(Dataset items)

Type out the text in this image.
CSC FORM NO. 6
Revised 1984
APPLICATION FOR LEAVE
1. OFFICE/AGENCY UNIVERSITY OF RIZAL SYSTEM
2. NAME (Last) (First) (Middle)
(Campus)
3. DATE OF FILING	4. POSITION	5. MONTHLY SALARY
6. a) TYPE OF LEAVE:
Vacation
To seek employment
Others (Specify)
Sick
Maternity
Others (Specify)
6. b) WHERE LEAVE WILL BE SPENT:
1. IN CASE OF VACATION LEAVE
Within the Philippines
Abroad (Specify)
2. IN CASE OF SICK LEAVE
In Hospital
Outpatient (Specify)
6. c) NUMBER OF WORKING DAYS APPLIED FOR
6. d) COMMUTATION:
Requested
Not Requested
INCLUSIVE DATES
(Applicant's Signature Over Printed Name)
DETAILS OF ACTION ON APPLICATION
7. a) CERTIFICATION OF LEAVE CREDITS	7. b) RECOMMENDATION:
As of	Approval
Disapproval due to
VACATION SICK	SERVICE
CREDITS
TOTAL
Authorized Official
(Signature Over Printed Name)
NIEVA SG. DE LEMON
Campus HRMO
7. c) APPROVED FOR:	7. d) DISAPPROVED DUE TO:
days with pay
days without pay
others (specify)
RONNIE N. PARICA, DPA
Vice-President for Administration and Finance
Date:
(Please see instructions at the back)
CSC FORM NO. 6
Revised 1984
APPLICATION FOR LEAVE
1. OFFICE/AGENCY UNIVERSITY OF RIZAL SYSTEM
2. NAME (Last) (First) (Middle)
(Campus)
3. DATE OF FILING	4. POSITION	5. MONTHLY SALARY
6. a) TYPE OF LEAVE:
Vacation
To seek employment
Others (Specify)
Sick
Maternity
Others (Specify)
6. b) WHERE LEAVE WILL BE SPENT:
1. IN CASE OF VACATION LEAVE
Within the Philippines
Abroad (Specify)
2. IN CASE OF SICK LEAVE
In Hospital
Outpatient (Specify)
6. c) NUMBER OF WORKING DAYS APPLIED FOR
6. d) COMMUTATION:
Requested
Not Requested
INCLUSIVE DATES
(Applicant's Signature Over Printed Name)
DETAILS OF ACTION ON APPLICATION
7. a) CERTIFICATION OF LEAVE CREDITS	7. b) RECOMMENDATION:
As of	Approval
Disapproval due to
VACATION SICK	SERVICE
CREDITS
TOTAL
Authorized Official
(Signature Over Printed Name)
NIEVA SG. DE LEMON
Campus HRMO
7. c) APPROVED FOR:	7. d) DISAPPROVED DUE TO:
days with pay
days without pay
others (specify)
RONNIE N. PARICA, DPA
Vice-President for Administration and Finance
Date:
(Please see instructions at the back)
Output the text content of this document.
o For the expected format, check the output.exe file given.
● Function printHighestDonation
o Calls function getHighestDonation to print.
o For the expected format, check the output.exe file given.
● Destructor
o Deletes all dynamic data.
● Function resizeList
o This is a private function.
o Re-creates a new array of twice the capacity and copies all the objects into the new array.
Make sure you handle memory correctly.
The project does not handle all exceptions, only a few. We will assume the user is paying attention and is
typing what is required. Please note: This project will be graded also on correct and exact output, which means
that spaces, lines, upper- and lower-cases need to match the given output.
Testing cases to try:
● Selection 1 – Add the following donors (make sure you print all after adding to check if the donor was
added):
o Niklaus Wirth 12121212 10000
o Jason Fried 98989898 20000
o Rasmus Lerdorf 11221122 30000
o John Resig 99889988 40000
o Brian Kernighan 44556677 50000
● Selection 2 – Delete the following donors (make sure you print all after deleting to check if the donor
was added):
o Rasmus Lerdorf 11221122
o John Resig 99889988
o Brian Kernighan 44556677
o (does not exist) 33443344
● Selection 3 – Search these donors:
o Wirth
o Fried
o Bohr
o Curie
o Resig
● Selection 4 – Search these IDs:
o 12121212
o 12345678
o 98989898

GIVEN EXERCISE :: Each entry must be reproduced verbatim.

SOLUTION TO THIS TASK ::
Type out the text in this image.
CSC FORM NO. 6
Revised 1984
APPLICATION FOR LEAVE
1. OFFICE/AGENCY UNIVERSITY OF RIZAL SYSTEM
2. NAME (Last) (First) (Middle)
(Campus)
3. DATE OF FILING	4. POSITION	5. MONTHLY SALARY
6. a) TYPE OF LEAVE:
Vacation
To seek employment
Others (Specify)
Sick
Maternity
Others (Specify)
6. b) WHERE LEAVE WILL BE SPENT:
1. IN CASE OF VACATION LEAVE
Within the Philippines
Abroad (Specify)
2. IN CASE OF SICK LEAVE
In Hospital
Outpatient (Specify)
6. c) NUMBER OF WORKING DAYS APPLIED FOR
6. d) COMMUTATION:
Requested
Not Requested
INCLUSIVE DATES
(Applicant's Signature Over Printed Name)
DETAILS OF ACTION ON APPLICATION
7. a) CERTIFICATION OF LEAVE CREDITS	7. b) RECOMMENDATION:
As of	Approval
Disapproval due to
VACATION SICK	SERVICE
CREDITS
TOTAL
Authorized Official
(Signature Over Printed Name)
NIEVA SG. DE LEMON
Campus HRMO
7. c) APPROVED FOR:	7. d) DISAPPROVED DUE TO:
days with pay
days without pay
others (specify)
RONNIE N. PARICA, DPA
Vice-President for Administration and Finance
Date:
(Please see instructions at the back)
CSC FORM NO. 6
Revised 1984
APPLICATION FOR LEAVE
1. OFFICE/AGENCY UNIVERSITY OF RIZAL SYSTEM
2. NAME (Last) (First) (Middle)
(Campus)
3. DATE OF FILING	4. POSITION	5. MONTHLY SALARY
6. a) TYPE OF LEAVE:
Vacation
To seek employment
Others (Specify)
Sick
Maternity
Others (Specify)
6. b) WHERE LEAVE WILL BE SPENT:
1. IN CASE OF VACATION LEAVE
Within the Philippines
Abroad (Specify)
2. IN CASE OF SICK LEAVE
In Hospital
Outpatient (Specify)
6. c) NUMBER OF WORKING DAYS APPLIED FOR
6. d) COMMUTATION:
Requested
Not Requested
INCLUSIVE DATES
(Applicant's Signature Over Printed Name)
DETAILS OF ACTION ON APPLICATION
7. a) CERTIFICATION OF LEAVE CREDITS	7. b) RECOMMENDATION:
As of	Approval
Disapproval due to
VACATION SICK	SERVICE
CREDITS
TOTAL
Authorized Official
(Signature Over Printed Name)
NIEVA SG. DE LEMON
Campus HRMO
7. c) APPROVED FOR:	7. d) DISAPPROVED DUE TO:
days with pay
days without pay
others (specify)
RONNIE N. PARICA, DPA
Vice-President for Administration and Finance
Date:
(Please see instructions at the back)
Output the text content of this document.
o For the expected format, check the output.exe file given.
● Function printHighestDonation
o Calls function getHighestDonation to print.
o For the expected format, check the output.exe file given.
● Destructor
o Deletes all dynamic data.
● Function resizeList
o This is a private function.
o Re-creates a new array of twice the capacity and copies all the objects into the new array.
Make sure you handle memory correctly.
The project does not handle all exceptions, only a few. We will assume the user is paying attention and is
typing what is required. Please note: This project will be graded also on correct and exact output, which means
that spaces, lines, upper- and lower-cases need to match the given output.
Testing cases to try:
● Selection 1 – Add the following donors (make sure you print all after adding to check if the donor was
added):
o Niklaus Wirth 12121212 10000
o Jason Fried 98989898 20000
o Rasmus Lerdorf 11221122 30000
o John Resig 99889988 40000
o Brian Kernighan 44556677 50000
● Selection 2 – Delete the following donors (make sure you print all after deleting to check if the donor
was added):
o Rasmus Lerdorf 11221122
o John Resig 99889988
o Brian Kernighan 44556677
o (does not exist) 33443344
● Selection 3 – Search these donors:
o Wirth
o Fried
o Bohr
o Curie
o Resig
● Selection 4 – Search these IDs:
o 12121212
o 12345678
o 98989898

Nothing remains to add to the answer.